Spatial layout entries:
:::

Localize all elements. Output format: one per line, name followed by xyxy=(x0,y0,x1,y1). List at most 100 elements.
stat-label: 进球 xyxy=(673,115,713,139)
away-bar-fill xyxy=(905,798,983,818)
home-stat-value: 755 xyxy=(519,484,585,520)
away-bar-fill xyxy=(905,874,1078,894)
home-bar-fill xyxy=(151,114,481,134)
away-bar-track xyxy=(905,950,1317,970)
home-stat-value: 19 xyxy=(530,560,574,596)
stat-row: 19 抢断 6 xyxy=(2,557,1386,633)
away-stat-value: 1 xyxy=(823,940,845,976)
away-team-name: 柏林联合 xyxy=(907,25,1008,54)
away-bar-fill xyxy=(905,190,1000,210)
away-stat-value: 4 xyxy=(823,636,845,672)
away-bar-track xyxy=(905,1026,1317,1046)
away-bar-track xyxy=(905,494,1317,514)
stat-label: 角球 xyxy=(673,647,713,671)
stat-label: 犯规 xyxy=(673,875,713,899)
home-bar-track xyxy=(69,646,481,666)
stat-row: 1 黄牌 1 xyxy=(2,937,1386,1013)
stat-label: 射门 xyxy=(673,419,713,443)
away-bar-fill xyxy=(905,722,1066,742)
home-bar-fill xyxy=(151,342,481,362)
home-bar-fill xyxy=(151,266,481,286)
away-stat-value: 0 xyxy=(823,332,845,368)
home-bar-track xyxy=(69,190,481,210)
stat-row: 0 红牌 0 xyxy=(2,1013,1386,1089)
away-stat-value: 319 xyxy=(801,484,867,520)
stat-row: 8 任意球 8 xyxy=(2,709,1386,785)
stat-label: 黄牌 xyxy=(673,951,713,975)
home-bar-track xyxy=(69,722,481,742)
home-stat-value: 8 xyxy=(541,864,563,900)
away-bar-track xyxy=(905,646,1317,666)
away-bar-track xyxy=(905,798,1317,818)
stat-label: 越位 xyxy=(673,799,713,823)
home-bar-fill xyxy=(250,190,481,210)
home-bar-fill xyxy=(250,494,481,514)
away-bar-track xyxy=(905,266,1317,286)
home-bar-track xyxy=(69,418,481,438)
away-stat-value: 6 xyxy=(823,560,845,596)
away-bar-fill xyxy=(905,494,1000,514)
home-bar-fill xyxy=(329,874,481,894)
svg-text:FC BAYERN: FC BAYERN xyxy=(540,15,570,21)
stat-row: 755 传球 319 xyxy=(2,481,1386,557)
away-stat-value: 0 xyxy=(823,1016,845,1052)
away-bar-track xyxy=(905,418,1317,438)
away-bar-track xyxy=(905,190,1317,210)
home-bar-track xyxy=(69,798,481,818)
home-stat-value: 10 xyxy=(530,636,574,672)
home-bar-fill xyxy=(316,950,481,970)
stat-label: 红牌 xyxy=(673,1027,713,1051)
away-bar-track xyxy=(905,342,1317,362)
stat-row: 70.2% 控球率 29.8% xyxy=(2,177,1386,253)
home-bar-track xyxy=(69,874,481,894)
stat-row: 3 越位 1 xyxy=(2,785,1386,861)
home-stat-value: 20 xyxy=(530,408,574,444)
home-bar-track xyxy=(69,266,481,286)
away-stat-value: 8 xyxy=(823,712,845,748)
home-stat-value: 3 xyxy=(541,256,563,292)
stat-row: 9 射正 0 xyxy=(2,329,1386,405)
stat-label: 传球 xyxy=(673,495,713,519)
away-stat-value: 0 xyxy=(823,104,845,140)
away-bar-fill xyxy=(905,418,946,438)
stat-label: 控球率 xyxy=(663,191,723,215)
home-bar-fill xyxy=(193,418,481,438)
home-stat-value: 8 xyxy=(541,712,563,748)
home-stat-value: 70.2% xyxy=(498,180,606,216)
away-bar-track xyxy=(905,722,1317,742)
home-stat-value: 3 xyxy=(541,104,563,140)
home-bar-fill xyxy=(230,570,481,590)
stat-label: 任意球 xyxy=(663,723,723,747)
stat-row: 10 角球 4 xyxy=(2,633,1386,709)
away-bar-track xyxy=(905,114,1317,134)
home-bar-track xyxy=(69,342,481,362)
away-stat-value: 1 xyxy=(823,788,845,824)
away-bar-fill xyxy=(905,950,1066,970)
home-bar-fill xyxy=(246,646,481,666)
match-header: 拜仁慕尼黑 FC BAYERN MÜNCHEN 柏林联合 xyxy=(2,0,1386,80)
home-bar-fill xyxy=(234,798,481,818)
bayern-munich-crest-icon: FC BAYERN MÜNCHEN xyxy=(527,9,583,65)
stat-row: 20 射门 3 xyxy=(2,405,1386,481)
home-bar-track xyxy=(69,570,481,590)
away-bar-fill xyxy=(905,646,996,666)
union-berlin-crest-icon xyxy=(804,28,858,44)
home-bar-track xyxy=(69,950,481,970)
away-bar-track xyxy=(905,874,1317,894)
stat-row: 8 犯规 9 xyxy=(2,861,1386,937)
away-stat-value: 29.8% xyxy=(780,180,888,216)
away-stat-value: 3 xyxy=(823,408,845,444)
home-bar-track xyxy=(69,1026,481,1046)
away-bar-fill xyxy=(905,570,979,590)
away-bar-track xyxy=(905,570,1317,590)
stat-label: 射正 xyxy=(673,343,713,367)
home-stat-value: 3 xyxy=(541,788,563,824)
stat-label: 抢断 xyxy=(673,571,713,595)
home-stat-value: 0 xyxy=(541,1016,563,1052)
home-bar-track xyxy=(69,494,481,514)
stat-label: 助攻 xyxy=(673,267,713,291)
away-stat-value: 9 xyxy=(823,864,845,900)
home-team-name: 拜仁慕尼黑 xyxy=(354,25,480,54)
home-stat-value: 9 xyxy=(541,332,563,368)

:::

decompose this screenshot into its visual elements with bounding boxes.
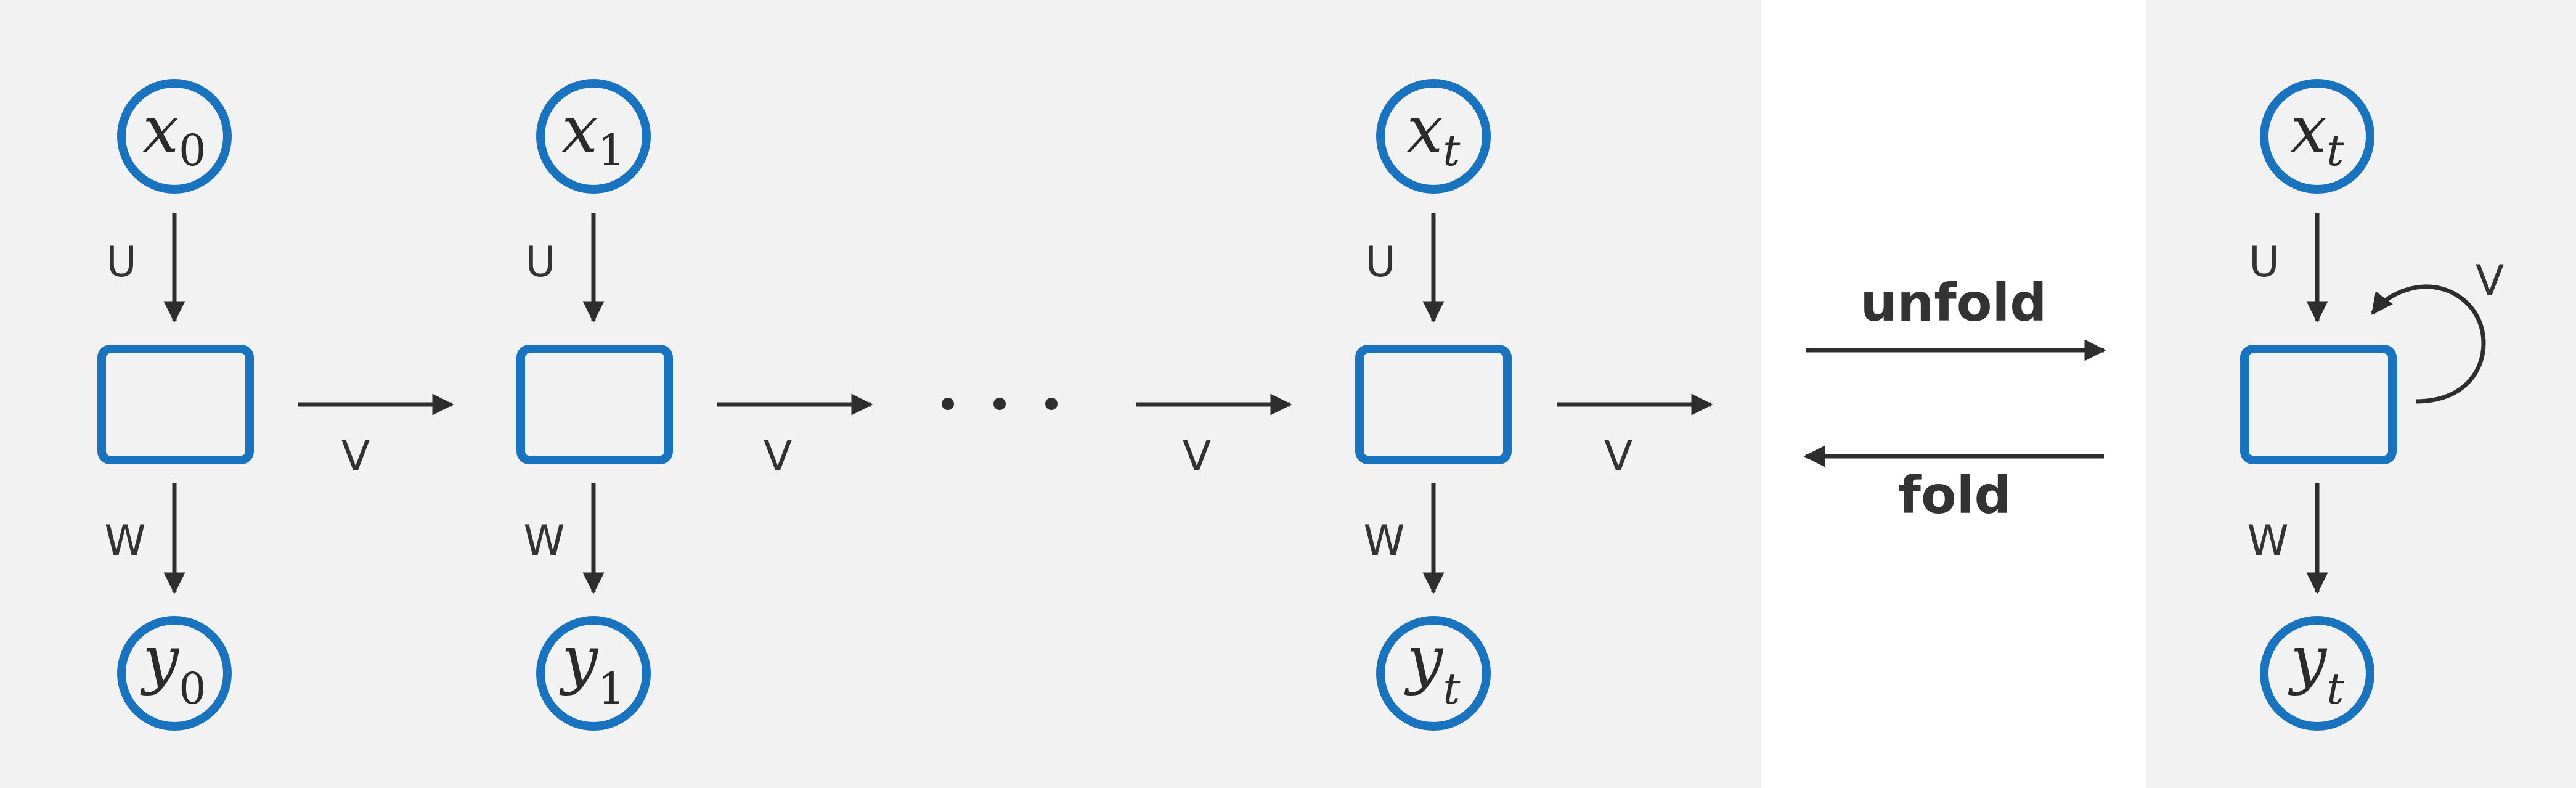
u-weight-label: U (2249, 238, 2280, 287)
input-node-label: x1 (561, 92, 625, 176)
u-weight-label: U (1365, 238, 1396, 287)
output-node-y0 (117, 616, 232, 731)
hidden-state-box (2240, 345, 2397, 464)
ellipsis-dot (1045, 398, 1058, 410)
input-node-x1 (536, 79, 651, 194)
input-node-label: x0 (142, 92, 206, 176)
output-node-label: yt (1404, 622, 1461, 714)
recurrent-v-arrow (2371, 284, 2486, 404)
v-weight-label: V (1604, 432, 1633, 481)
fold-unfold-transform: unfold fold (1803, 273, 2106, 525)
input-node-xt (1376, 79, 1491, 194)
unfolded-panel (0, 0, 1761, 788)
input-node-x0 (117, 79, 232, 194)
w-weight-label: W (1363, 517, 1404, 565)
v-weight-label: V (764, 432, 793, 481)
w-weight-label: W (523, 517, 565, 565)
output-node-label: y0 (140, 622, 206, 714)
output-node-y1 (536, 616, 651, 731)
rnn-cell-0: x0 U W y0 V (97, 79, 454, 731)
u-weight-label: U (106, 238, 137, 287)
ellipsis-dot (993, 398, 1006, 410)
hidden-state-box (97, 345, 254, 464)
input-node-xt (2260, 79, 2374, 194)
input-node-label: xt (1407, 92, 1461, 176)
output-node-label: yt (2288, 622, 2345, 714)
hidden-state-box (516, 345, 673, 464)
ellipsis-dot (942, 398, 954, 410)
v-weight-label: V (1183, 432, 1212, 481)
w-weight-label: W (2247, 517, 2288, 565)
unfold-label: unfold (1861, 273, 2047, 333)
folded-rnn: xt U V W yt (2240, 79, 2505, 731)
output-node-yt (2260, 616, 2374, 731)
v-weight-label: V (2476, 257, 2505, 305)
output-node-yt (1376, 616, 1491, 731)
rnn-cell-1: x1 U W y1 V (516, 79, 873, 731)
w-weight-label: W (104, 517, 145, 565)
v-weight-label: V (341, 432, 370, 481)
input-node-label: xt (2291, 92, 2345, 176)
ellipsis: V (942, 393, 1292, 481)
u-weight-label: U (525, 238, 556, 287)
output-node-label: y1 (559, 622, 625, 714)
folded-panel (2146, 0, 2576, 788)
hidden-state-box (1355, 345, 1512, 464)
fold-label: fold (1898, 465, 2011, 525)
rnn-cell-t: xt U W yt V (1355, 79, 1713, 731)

:::

## TO BE DONE
Express the lines of the records as a JSON list of strings, one string per line with blank lines omitted, beginning with the line that contains "Localize all elements." and continuing through the line that contains "home-stat-value: 755 xyxy=(519,484,585,520)".

## TASK RESPONSE
[
  "Localize all elements. Output format: one per line, name followed by xyxy=(x0,y0,x1,y1). List at most 100 elements.",
  "stat-label: 进球 xyxy=(673,115,713,139)",
  "away-bar-fill xyxy=(905,798,983,818)",
  "home-stat-value: 755 xyxy=(519,484,585,520)"
]